◆ **Given entries**:
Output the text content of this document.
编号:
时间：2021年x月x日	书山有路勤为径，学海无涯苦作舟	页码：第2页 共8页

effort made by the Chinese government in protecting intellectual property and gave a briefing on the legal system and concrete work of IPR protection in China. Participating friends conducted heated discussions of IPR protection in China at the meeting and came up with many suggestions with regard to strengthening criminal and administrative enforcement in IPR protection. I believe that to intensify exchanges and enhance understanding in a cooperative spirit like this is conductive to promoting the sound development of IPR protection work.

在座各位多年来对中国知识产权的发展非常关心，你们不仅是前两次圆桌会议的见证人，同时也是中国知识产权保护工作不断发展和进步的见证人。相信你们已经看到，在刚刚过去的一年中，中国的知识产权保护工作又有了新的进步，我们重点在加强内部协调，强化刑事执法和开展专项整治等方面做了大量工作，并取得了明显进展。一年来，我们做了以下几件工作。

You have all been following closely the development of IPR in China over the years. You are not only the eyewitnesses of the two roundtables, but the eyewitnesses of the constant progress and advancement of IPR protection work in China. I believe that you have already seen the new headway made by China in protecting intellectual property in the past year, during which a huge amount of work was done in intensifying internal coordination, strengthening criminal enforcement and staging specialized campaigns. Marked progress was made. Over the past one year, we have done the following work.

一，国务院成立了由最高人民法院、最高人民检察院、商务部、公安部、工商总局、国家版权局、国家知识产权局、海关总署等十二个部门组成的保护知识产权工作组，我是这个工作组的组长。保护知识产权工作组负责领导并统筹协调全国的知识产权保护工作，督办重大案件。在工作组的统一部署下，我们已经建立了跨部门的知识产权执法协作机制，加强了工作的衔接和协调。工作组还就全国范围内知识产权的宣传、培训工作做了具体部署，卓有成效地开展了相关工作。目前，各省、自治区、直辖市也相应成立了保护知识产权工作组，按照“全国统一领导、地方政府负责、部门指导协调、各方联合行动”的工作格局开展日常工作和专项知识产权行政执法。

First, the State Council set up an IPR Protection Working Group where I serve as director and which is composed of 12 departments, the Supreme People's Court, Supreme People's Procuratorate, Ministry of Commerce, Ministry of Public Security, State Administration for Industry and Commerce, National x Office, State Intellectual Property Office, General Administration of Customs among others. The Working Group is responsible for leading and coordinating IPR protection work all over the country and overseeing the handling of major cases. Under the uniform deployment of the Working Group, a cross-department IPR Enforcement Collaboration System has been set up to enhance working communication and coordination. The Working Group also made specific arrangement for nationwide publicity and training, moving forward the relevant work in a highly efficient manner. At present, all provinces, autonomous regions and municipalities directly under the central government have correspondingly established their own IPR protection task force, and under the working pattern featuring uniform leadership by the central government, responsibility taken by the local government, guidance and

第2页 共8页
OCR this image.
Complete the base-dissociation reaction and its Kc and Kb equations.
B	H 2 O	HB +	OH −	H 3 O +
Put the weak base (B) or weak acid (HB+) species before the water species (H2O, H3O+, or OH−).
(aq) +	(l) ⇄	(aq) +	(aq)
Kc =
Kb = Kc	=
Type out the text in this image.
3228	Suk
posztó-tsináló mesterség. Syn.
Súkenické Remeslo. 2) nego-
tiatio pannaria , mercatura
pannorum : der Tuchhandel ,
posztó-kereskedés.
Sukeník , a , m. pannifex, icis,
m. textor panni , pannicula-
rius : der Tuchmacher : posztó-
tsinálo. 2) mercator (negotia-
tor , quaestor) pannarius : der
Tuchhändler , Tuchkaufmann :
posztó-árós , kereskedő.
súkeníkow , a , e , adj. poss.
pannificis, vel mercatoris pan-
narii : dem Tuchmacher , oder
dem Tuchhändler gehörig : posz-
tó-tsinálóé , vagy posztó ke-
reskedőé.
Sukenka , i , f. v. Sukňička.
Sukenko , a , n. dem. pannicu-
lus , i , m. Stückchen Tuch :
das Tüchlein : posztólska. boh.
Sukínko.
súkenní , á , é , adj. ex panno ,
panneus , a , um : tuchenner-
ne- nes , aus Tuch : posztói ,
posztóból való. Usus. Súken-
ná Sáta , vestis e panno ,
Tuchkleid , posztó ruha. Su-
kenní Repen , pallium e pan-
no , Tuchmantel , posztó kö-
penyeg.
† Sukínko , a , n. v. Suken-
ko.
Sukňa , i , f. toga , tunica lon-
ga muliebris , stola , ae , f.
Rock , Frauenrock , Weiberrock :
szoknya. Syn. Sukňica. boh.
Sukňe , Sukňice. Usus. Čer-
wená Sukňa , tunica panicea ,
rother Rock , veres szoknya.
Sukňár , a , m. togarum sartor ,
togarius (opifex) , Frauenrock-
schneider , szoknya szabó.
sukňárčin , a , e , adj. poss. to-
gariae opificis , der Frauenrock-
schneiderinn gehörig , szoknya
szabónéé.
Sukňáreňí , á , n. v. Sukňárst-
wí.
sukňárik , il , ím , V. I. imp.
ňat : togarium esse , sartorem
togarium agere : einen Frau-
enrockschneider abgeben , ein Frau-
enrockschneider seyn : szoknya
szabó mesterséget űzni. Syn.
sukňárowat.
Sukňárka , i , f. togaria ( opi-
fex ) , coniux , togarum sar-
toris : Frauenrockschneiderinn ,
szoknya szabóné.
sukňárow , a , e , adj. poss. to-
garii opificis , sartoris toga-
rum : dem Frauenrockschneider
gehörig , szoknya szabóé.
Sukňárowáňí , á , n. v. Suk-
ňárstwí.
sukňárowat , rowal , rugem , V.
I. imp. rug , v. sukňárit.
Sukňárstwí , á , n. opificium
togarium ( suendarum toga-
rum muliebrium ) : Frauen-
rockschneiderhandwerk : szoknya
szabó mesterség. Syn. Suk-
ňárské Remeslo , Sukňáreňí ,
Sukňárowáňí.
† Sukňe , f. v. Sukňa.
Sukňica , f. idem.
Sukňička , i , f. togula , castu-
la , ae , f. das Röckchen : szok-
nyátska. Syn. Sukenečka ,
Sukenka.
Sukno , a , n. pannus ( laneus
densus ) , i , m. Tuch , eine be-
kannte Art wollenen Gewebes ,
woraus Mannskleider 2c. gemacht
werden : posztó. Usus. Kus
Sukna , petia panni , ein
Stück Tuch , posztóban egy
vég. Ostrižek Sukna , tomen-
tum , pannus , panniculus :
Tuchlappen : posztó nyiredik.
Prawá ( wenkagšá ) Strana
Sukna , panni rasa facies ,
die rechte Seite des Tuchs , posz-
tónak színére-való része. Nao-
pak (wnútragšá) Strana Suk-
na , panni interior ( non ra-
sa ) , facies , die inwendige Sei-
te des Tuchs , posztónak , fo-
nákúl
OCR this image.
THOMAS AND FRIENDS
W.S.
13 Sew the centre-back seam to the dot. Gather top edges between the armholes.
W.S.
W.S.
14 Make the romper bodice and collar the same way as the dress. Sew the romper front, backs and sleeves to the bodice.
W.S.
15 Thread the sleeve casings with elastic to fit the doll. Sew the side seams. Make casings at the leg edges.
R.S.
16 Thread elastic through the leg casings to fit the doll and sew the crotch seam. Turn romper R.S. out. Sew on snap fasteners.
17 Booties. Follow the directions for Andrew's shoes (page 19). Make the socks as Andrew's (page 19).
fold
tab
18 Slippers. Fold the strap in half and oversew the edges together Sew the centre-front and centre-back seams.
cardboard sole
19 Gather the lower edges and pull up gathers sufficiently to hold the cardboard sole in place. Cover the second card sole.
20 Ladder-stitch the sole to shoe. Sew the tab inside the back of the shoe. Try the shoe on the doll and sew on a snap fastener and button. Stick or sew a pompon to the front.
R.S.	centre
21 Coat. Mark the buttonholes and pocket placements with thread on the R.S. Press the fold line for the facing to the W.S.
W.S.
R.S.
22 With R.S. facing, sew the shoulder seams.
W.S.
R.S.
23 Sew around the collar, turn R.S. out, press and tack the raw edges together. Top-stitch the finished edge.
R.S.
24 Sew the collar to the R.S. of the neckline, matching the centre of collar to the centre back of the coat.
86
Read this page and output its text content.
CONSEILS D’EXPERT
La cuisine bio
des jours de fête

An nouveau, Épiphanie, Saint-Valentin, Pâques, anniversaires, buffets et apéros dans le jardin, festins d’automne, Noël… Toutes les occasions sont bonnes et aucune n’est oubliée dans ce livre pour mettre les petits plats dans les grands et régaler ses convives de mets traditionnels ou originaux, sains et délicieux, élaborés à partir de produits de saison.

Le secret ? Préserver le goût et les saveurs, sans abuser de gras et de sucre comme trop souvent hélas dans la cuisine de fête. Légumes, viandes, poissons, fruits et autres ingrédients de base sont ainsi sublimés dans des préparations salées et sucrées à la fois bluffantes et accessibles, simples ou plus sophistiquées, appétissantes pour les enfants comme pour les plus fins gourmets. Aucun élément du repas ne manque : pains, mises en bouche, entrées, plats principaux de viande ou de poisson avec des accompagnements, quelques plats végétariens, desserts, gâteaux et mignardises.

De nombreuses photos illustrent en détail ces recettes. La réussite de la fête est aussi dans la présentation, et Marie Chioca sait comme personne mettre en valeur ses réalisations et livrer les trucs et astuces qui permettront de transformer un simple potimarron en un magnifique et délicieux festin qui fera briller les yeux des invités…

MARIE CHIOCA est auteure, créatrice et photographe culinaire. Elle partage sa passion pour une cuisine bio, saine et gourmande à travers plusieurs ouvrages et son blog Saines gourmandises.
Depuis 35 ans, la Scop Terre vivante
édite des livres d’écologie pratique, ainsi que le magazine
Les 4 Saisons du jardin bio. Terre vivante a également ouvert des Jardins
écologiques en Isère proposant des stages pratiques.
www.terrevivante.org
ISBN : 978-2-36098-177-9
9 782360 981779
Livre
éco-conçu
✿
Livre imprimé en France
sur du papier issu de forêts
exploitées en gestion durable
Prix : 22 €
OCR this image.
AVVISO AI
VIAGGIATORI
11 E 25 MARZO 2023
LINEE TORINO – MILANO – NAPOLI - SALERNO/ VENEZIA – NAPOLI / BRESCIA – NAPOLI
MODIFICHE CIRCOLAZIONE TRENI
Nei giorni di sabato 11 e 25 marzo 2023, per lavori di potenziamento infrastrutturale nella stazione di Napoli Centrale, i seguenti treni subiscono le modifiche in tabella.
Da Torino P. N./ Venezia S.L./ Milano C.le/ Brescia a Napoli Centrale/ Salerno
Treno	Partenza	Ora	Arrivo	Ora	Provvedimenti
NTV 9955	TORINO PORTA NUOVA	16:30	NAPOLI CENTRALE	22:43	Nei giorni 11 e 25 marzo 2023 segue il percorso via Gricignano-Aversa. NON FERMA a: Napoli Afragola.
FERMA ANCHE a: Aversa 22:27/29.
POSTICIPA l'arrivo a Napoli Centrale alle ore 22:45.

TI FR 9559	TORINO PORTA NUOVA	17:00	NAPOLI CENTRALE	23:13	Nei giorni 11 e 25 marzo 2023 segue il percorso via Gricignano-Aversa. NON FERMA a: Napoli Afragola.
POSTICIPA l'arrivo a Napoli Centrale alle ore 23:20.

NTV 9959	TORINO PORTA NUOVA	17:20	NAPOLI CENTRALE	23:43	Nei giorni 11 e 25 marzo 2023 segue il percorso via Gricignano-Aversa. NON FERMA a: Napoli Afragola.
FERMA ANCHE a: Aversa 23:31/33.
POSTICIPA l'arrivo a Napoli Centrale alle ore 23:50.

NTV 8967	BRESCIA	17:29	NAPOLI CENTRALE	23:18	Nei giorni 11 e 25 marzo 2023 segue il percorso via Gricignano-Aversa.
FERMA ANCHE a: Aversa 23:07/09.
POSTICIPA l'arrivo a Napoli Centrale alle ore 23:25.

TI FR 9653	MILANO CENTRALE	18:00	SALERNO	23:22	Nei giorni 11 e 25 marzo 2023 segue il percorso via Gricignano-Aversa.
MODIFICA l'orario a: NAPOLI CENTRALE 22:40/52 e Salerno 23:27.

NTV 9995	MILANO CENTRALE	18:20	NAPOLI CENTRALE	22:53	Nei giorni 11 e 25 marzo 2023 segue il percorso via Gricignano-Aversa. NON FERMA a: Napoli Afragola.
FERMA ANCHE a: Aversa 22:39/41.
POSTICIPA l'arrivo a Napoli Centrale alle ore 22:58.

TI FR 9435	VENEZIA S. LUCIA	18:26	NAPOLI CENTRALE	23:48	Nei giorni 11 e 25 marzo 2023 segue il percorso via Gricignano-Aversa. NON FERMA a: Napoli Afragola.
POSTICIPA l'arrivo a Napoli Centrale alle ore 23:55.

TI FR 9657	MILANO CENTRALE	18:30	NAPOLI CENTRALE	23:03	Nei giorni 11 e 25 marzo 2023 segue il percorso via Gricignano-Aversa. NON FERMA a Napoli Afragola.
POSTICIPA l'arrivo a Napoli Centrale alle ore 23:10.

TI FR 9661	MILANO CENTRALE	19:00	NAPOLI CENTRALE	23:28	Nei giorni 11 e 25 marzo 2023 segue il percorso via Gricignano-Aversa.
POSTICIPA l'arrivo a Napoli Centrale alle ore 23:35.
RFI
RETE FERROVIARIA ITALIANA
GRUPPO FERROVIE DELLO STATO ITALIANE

◆ **Exercise directions**:
Search the entries for "stitch" and copy out each line that has it.

◆ **Task answer**:
20 Ladder-stitch the sole to shoe. Sew the tab inside the back of the shoe. Try the shoe on the doll and sew on a snap fastener and button. Stick or sew a pompon to the front.
23 Sew around the collar, turn R.S. out, press and tack the raw edges together. Top-stitch the finished edge.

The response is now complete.